| What is expected |
Find the string "should" in the data, then copy every line where it is found.

* start Material for this exercise *

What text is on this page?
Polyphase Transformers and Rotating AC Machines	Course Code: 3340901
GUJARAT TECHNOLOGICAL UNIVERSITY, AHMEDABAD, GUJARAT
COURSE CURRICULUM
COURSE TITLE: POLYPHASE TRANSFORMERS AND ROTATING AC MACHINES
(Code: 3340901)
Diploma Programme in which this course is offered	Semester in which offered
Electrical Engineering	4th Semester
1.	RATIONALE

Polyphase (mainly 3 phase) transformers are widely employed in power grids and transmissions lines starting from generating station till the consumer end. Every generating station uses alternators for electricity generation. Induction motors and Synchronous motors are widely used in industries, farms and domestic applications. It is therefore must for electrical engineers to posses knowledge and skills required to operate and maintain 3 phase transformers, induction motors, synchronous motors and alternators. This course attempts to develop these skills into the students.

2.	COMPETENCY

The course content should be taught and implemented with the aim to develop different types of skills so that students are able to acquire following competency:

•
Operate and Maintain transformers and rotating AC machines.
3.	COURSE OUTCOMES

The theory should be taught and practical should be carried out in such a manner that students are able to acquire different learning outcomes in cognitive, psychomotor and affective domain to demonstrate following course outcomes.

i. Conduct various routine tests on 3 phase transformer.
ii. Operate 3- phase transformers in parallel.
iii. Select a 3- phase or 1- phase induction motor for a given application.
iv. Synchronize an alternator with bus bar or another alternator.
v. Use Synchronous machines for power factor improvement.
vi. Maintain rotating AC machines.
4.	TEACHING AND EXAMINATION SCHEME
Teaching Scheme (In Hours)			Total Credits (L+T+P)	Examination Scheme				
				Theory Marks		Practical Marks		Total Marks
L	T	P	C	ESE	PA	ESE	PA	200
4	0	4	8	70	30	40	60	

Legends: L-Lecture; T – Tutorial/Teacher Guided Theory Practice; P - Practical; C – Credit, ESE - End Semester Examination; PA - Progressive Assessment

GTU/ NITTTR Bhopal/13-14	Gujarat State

* end Material for this exercise *

| Response to the task |
The course content should be taught and implemented with the aim to develop different types of skills so that students are able to acquire following competency:
The theory should be taught and practical should be carried out in such a manner that students are able to acquire different learning outcomes in cognitive, psychomotor and affective domain to demonstrate following course outcomes.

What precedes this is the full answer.